WHAT THE TASK ASKS: Extract each line of the data and write it out again exactly.

----- RECORDS

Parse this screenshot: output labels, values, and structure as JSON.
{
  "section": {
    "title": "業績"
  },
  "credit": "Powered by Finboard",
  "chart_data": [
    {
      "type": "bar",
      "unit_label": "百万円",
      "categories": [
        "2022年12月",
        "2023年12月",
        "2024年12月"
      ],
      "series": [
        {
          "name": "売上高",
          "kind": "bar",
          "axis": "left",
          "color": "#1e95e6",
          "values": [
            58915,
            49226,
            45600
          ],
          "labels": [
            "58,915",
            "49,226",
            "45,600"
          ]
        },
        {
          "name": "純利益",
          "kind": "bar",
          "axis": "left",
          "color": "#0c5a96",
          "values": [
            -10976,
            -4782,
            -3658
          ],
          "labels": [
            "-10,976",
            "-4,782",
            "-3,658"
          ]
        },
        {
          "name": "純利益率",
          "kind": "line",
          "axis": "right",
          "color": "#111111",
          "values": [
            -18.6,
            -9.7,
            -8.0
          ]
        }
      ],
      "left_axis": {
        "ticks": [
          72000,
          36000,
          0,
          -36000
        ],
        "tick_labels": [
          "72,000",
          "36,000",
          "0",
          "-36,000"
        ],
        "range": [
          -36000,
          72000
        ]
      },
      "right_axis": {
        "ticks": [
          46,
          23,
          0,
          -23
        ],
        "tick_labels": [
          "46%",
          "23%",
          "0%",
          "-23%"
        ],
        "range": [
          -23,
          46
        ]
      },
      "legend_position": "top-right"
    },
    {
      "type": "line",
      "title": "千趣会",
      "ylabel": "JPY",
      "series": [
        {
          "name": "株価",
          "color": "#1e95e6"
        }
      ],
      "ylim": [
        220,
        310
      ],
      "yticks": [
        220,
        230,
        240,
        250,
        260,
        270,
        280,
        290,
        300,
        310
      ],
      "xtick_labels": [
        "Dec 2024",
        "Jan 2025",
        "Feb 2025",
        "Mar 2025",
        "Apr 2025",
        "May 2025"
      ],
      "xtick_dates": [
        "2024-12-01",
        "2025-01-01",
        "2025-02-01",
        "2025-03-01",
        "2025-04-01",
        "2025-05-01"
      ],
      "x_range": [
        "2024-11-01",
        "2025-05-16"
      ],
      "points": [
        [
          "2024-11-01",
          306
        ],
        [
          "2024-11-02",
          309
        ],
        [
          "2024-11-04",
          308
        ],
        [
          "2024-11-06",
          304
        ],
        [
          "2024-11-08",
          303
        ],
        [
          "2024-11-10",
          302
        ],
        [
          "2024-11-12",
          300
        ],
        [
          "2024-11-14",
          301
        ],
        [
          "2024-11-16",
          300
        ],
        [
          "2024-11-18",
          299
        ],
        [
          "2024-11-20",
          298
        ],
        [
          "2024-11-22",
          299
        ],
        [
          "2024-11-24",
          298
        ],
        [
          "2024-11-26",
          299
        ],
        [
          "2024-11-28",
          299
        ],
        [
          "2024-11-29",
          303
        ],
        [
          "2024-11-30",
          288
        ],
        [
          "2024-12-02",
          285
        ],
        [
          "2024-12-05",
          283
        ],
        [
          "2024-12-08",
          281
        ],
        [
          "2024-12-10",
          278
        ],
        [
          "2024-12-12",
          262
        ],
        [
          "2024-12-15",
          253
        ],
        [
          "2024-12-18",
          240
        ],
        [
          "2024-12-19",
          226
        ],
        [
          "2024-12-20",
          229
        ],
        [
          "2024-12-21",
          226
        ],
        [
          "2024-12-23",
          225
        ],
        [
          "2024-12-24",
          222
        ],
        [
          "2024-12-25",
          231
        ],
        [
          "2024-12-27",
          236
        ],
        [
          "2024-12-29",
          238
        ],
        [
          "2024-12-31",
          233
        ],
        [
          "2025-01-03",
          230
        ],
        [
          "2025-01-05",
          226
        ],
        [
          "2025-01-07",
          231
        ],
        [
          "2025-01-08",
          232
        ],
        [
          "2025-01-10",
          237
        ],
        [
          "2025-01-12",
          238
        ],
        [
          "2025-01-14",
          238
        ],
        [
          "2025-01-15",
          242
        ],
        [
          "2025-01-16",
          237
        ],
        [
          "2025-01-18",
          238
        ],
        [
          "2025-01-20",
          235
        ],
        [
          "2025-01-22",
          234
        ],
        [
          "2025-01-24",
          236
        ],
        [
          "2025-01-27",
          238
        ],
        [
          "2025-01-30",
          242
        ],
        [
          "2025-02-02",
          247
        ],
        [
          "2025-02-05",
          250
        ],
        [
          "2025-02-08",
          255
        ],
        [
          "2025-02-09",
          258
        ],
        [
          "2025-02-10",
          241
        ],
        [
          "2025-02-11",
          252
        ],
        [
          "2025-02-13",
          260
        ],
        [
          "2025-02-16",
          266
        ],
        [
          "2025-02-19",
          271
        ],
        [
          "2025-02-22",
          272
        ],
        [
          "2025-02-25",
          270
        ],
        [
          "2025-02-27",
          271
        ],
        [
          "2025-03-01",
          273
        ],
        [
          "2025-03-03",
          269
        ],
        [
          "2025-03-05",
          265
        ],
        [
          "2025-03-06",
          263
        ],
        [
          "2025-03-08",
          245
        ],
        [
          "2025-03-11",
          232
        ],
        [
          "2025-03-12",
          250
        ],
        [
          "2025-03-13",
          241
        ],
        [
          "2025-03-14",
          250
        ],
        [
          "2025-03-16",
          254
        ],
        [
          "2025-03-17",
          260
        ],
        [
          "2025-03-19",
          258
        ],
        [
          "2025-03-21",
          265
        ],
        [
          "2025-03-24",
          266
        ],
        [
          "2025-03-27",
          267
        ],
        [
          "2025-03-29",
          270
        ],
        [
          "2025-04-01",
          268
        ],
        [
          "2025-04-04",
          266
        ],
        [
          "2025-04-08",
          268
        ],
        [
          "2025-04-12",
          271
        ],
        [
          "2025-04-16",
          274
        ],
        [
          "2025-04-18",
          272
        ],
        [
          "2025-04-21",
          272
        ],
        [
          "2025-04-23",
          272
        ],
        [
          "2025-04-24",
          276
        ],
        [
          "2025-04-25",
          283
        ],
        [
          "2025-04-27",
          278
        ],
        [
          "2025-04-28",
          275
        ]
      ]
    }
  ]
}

----------

OUTPUT:
Parse this screenshot: output labels, values, and structure as JSON.
{
  "section": {
    "title": "業績"
  },
  "credit": "Powered by Finboard",
  "chart_data": [
    {
      "type": "bar",
      "unit_label": "百万円",
      "categories": [
        "2022年12月",
        "2023年12月",
        "2024年12月"
      ],
      "series": [
        {
          "name": "売上高",
          "kind": "bar",
          "axis": "left",
          "color": "#1e95e6",
          "values": [
            58915,
            49226,
            45600
          ],
          "labels": [
            "58,915",
            "49,226",
            "45,600"
          ]
        },
        {
          "name": "純利益",
          "kind": "bar",
          "axis": "left",
          "color": "#0c5a96",
          "values": [
            -10976,
            -4782,
            -3658
          ],
          "labels": [
            "-10,976",
            "-4,782",
            "-3,658"
          ]
        },
        {
          "name": "純利益率",
          "kind": "line",
          "axis": "right",
          "color": "#111111",
          "values": [
            -18.6,
            -9.7,
            -8.0
          ]
        }
      ],
      "left_axis": {
        "ticks": [
          72000,
          36000,
          0,
          -36000
        ],
        "tick_labels": [
          "72,000",
          "36,000",
          "0",
          "-36,000"
        ],
        "range": [
          -36000,
          72000
        ]
      },
      "right_axis": {
        "ticks": [
          46,
          23,
          0,
          -23
        ],
        "tick_labels": [
          "46%",
          "23%",
          "0%",
          "-23%"
        ],
        "range": [
          -23,
          46
        ]
      },
      "legend_position": "top-right"
    },
    {
      "type": "line",
      "title": "千趣会",
      "ylabel": "JPY",
      "series": [
        {
          "name": "株価",
          "color": "#1e95e6"
        }
      ],
      "ylim": [
        220,
        310
      ],
      "yticks": [
        220,
        230,
        240,
        250,
        260,
        270,
        280,
        290,
        300,
        310
      ],
      "xtick_labels": [
        "Dec 2024",
        "Jan 2025",
        "Feb 2025",
        "Mar 2025",
        "Apr 2025",
        "May 2025"
      ],
      "xtick_dates": [
        "2024-12-01",
        "2025-01-01",
        "2025-02-01",
        "2025-03-01",
        "2025-04-01",
        "2025-05-01"
      ],
      "x_range": [
        "2024-11-01",
        "2025-05-16"
      ],
      "points": [
        [
          "2024-11-01",
          306
        ],
        [
          "2024-11-02",
          309
        ],
        [
          "2024-11-04",
          308
        ],
        [
          "2024-11-06",
          304
        ],
        [
          "2024-11-08",
          303
        ],
        [
          "2024-11-10",
          302
        ],
        [
          "2024-11-12",
          300
        ],
        [
          "2024-11-14",
          301
        ],
        [
          "2024-11-16",
          300
        ],
        [
          "2024-11-18",
          299
        ],
        [
          "2024-11-20",
          298
        ],
        [
          "2024-11-22",
          299
        ],
        [
          "2024-11-24",
          298
        ],
        [
          "2024-11-26",
          299
        ],
        [
          "2024-11-28",
          299
        ],
        [
          "2024-11-29",
          303
        ],
        [
          "2024-11-30",
          288
        ],
        [
          "2024-12-02",
          285
        ],
        [
          "2024-12-05",
          283
        ],
        [
          "2024-12-08",
          281
        ],
        [
          "2024-12-10",
          278
        ],
        [
          "2024-12-12",
          262
        ],
        [
          "2024-12-15",
          253
        ],
        [
          "2024-12-18",
          240
        ],
        [
          "2024-12-19",
          226
        ],
        [
          "2024-12-20",
          229
        ],
        [
          "2024-12-21",
          226
        ],
        [
          "2024-12-23",
          225
        ],
        [
          "2024-12-24",
          222
        ],
        [
          "2024-12-25",
          231
        ],
        [
          "2024-12-27",
          236
        ],
        [
          "2024-12-29",
          238
        ],
        [
          "2024-12-31",
          233
        ],
        [
          "2025-01-03",
          230
        ],
        [
          "2025-01-05",
          226
        ],
        [
          "2025-01-07",
          231
        ],
        [
          "2025-01-08",
          232
        ],
        [
          "2025-01-10",
          237
        ],
        [
          "2025-01-12",
          238
        ],
        [
          "2025-01-14",
          238
        ],
        [
          "2025-01-15",
          242
        ],
        [
          "2025-01-16",
          237
        ],
        [
          "2025-01-18",
          238
        ],
        [
          "2025-01-20",
          235
        ],
        [
          "2025-01-22",
          234
        ],
        [
          "2025-01-24",
          236
        ],
        [
          "2025-01-27",
          238
        ],
        [
          "2025-01-30",
          242
        ],
        [
          "2025-02-02",
          247
        ],
        [
          "2025-02-05",
          250
        ],
        [
          "2025-02-08",
          255
        ],
        [
          "2025-02-09",
          258
        ],
        [
          "2025-02-10",
          241
        ],
        [
          "2025-02-11",
          252
        ],
        [
          "2025-02-13",
          260
        ],
        [
          "2025-02-16",
          266
        ],
        [
          "2025-02-19",
          271
        ],
        [
          "2025-02-22",
          272
        ],
        [
          "2025-02-25",
          270
        ],
        [
          "2025-02-27",
          271
        ],
        [
          "2025-03-01",
          273
        ],
        [
          "2025-03-03",
          269
        ],
        [
          "2025-03-05",
          265
        ],
        [
          "2025-03-06",
          263
        ],
        [
          "2025-03-08",
          245
        ],
        [
          "2025-03-11",
          232
        ],
        [
          "2025-03-12",
          250
        ],
        [
          "2025-03-13",
          241
        ],
        [
          "2025-03-14",
          250
        ],
        [
          "2025-03-16",
          254
        ],
        [
          "2025-03-17",
          260
        ],
        [
          "2025-03-19",
          258
        ],
        [
          "2025-03-21",
          265
        ],
        [
          "2025-03-24",
          266
        ],
        [
          "2025-03-27",
          267
        ],
        [
          "2025-03-29",
          270
        ],
        [
          "2025-04-01",
          268
        ],
        [
          "2025-04-04",
          266
        ],
        [
          "2025-04-08",
          268
        ],
        [
          "2025-04-12",
          271
        ],
        [
          "2025-04-16",
          274
        ],
        [
          "2025-04-18",
          272
        ],
        [
          "2025-04-21",
          272
        ],
        [
          "2025-04-23",
          272
        ],
        [
          "2025-04-24",
          276
        ],
        [
          "2025-04-25",
          283
        ],
        [
          "2025-04-27",
          278
        ],
        [
          "2025-04-28",
          275
        ]
      ]
    }
  ]
}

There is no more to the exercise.